/---
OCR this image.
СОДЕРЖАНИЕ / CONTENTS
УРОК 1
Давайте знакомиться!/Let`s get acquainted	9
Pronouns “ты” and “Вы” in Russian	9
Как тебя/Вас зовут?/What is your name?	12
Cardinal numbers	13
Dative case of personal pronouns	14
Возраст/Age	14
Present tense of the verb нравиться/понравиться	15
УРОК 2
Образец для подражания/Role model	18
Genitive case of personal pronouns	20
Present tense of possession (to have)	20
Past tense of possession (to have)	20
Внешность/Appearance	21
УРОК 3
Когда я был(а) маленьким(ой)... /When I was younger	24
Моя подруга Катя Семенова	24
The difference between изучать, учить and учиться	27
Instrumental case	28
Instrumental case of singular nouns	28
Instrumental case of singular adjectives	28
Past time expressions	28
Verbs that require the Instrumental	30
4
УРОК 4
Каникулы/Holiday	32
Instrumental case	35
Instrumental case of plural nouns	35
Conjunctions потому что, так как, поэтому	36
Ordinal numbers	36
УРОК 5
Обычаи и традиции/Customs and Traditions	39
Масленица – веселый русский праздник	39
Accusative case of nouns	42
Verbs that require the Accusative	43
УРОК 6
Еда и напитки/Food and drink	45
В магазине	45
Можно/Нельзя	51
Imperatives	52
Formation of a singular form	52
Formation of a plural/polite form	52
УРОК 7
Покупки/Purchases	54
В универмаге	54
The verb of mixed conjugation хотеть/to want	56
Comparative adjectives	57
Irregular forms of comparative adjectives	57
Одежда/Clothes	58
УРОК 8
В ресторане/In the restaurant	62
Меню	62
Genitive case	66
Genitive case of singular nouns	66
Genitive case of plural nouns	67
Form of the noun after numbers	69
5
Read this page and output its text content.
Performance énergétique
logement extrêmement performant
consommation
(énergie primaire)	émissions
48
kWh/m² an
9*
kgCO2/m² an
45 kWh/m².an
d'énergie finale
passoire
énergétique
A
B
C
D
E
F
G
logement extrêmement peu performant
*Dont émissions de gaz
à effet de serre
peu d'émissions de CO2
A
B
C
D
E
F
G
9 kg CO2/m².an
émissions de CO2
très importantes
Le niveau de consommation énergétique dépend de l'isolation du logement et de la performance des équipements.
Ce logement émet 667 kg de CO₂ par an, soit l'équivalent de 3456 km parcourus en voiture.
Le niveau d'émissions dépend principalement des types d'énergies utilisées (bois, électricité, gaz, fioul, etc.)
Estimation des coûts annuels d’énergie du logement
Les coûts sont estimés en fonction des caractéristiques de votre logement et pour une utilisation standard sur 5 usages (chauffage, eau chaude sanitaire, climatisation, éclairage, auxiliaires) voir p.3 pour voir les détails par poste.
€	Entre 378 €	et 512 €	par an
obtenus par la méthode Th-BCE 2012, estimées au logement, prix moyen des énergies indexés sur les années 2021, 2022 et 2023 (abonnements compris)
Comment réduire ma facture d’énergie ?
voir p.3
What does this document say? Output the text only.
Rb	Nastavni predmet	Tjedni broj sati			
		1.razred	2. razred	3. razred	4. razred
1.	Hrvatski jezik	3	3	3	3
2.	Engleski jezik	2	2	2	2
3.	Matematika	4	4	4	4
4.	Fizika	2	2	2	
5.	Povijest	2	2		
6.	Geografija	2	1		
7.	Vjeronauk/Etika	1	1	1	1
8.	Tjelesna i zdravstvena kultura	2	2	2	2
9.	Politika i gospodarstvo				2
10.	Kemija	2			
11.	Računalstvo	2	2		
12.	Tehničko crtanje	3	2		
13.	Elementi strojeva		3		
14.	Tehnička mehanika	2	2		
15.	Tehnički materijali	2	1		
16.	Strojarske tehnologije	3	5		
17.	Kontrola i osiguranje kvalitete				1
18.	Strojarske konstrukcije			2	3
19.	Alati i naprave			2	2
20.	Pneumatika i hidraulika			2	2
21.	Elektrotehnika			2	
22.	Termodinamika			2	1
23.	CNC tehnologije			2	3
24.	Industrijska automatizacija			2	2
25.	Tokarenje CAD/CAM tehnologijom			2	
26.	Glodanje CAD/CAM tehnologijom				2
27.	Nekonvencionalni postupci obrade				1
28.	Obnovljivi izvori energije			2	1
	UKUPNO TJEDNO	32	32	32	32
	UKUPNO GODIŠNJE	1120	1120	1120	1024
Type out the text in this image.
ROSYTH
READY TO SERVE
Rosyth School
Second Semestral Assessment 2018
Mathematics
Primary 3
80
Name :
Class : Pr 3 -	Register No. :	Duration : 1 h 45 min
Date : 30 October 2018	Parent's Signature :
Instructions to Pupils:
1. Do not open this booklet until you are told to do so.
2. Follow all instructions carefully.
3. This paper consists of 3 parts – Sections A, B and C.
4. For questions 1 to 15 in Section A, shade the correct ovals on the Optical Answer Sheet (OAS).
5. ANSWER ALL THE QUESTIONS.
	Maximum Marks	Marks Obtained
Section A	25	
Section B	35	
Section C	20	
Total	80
\---
- Task details:
From the first line to the last, retype the data exactly.

- Solution to this problem:
OCR this image.
СОДЕРЖАНИЕ / CONTENTS
УРОК 1
Давайте знакомиться!/Let`s get acquainted	9
Pronouns “ты” and “Вы” in Russian	9
Как тебя/Вас зовут?/What is your name?	12
Cardinal numbers	13
Dative case of personal pronouns	14
Возраст/Age	14
Present tense of the verb нравиться/понравиться	15
УРОК 2
Образец для подражания/Role model	18
Genitive case of personal pronouns	20
Present tense of possession (to have)	20
Past tense of possession (to have)	20
Внешность/Appearance	21
УРОК 3
Когда я был(а) маленьким(ой)... /When I was younger	24
Моя подруга Катя Семенова	24
The difference between изучать, учить and учиться	27
Instrumental case	28
Instrumental case of singular nouns	28
Instrumental case of singular adjectives	28
Past time expressions	28
Verbs that require the Instrumental	30
4
УРОК 4
Каникулы/Holiday	32
Instrumental case	35
Instrumental case of plural nouns	35
Conjunctions потому что, так как, поэтому	36
Ordinal numbers	36
УРОК 5
Обычаи и традиции/Customs and Traditions	39
Масленица – веселый русский праздник	39
Accusative case of nouns	42
Verbs that require the Accusative	43
УРОК 6
Еда и напитки/Food and drink	45
В магазине	45
Можно/Нельзя	51
Imperatives	52
Formation of a singular form	52
Formation of a plural/polite form	52
УРОК 7
Покупки/Purchases	54
В универмаге	54
The verb of mixed conjugation хотеть/to want	56
Comparative adjectives	57
Irregular forms of comparative adjectives	57
Одежда/Clothes	58
УРОК 8
В ресторане/In the restaurant	62
Меню	62
Genitive case	66
Genitive case of singular nouns	66
Genitive case of plural nouns	67
Form of the noun after numbers	69
5
Read this page and output its text content.
Performance énergétique
logement extrêmement performant
consommation
(énergie primaire)	émissions
48
kWh/m² an
9*
kgCO2/m² an
45 kWh/m².an
d'énergie finale
passoire
énergétique
A
B
C
D
E
F
G
logement extrêmement peu performant
*Dont émissions de gaz
à effet de serre
peu d'émissions de CO2
A
B
C
D
E
F
G
9 kg CO2/m².an
émissions de CO2
très importantes
Le niveau de consommation énergétique dépend de l'isolation du logement et de la performance des équipements.
Ce logement émet 667 kg de CO₂ par an, soit l'équivalent de 3456 km parcourus en voiture.
Le niveau d'émissions dépend principalement des types d'énergies utilisées (bois, électricité, gaz, fioul, etc.)
Estimation des coûts annuels d’énergie du logement
Les coûts sont estimés en fonction des caractéristiques de votre logement et pour une utilisation standard sur 5 usages (chauffage, eau chaude sanitaire, climatisation, éclairage, auxiliaires) voir p.3 pour voir les détails par poste.
€	Entre 378 €	et 512 €	par an
obtenus par la méthode Th-BCE 2012, estimées au logement, prix moyen des énergies indexés sur les années 2021, 2022 et 2023 (abonnements compris)
Comment réduire ma facture d’énergie ?
voir p.3
What does this document say? Output the text only.
Rb	Nastavni predmet	Tjedni broj sati			
		1.razred	2. razred	3. razred	4. razred
1.	Hrvatski jezik	3	3	3	3
2.	Engleski jezik	2	2	2	2
3.	Matematika	4	4	4	4
4.	Fizika	2	2	2	
5.	Povijest	2	2		
6.	Geografija	2	1		
7.	Vjeronauk/Etika	1	1	1	1
8.	Tjelesna i zdravstvena kultura	2	2	2	2
9.	Politika i gospodarstvo				2
10.	Kemija	2			
11.	Računalstvo	2	2		
12.	Tehničko crtanje	3	2		
13.	Elementi strojeva		3		
14.	Tehnička mehanika	2	2		
15.	Tehnički materijali	2	1		
16.	Strojarske tehnologije	3	5		
17.	Kontrola i osiguranje kvalitete				1
18.	Strojarske konstrukcije			2	3
19.	Alati i naprave			2	2
20.	Pneumatika i hidraulika			2	2
21.	Elektrotehnika			2	
22.	Termodinamika			2	1
23.	CNC tehnologije			2	3
24.	Industrijska automatizacija			2	2
25.	Tokarenje CAD/CAM tehnologijom			2	
26.	Glodanje CAD/CAM tehnologijom				2
27.	Nekonvencionalni postupci obrade				1
28.	Obnovljivi izvori energije			2	1
	UKUPNO TJEDNO	32	32	32	32
	UKUPNO GODIŠNJE	1120	1120	1120	1024
Type out the text in this image.
ROSYTH
READY TO SERVE
Rosyth School
Second Semestral Assessment 2018
Mathematics
Primary 3
80
Name :
Class : Pr 3 -	Register No. :	Duration : 1 h 45 min
Date : 30 October 2018	Parent's Signature :
Instructions to Pupils:
1. Do not open this booklet until you are told to do so.
2. Follow all instructions carefully.
3. This paper consists of 3 parts – Sections A, B and C.
4. For questions 1 to 15 in Section A, shade the correct ovals on the Optical Answer Sheet (OAS).
5. ANSWER ALL THE QUESTIONS.
	Maximum Marks	Marks Obtained
Section A	25	
Section B	35	
Section C	20	
Total	80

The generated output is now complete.